Written request
Output all of the entries exactly as written.

Saved entries
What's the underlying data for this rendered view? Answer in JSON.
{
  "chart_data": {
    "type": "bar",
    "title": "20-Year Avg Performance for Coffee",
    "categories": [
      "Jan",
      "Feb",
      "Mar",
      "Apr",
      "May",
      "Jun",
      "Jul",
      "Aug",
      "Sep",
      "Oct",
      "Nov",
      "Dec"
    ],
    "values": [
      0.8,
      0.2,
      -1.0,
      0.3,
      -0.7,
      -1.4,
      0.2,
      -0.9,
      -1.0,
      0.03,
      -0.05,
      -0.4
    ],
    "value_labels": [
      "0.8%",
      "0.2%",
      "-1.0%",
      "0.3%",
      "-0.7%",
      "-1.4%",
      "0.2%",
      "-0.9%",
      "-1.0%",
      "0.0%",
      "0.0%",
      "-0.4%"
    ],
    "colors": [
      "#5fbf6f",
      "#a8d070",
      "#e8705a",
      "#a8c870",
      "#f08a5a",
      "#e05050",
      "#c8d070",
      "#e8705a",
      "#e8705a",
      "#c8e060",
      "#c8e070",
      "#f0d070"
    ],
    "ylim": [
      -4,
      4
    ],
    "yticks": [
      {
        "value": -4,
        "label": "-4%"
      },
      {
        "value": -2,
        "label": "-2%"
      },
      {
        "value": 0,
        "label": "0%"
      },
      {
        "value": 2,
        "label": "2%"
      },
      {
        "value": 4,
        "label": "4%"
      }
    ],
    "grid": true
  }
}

Written answer
What's the underlying data for this rendered view? Answer in JSON.
{
  "chart_data": {
    "type": "bar",
    "title": "20-Year Avg Performance for Coffee",
    "categories": [
      "Jan",
      "Feb",
      "Mar",
      "Apr",
      "May",
      "Jun",
      "Jul",
      "Aug",
      "Sep",
      "Oct",
      "Nov",
      "Dec"
    ],
    "values": [
      0.8,
      0.2,
      -1.0,
      0.3,
      -0.7,
      -1.4,
      0.2,
      -0.9,
      -1.0,
      0.03,
      -0.05,
      -0.4
    ],
    "value_labels": [
      "0.8%",
      "0.2%",
      "-1.0%",
      "0.3%",
      "-0.7%",
      "-1.4%",
      "0.2%",
      "-0.9%",
      "-1.0%",
      "0.0%",
      "0.0%",
      "-0.4%"
    ],
    "colors": [
      "#5fbf6f",
      "#a8d070",
      "#e8705a",
      "#a8c870",
      "#f08a5a",
      "#e05050",
      "#c8d070",
      "#e8705a",
      "#e8705a",
      "#c8e060",
      "#c8e070",
      "#f0d070"
    ],
    "ylim": [
      -4,
      4
    ],
    "yticks": [
      {
        "value": -4,
        "label": "-4%"
      },
      {
        "value": -2,
        "label": "-2%"
      },
      {
        "value": 0,
        "label": "0%"
      },
      {
        "value": 2,
        "label": "2%"
      },
      {
        "value": 4,
        "label": "4%"
      }
    ],
    "grid": true
  }
}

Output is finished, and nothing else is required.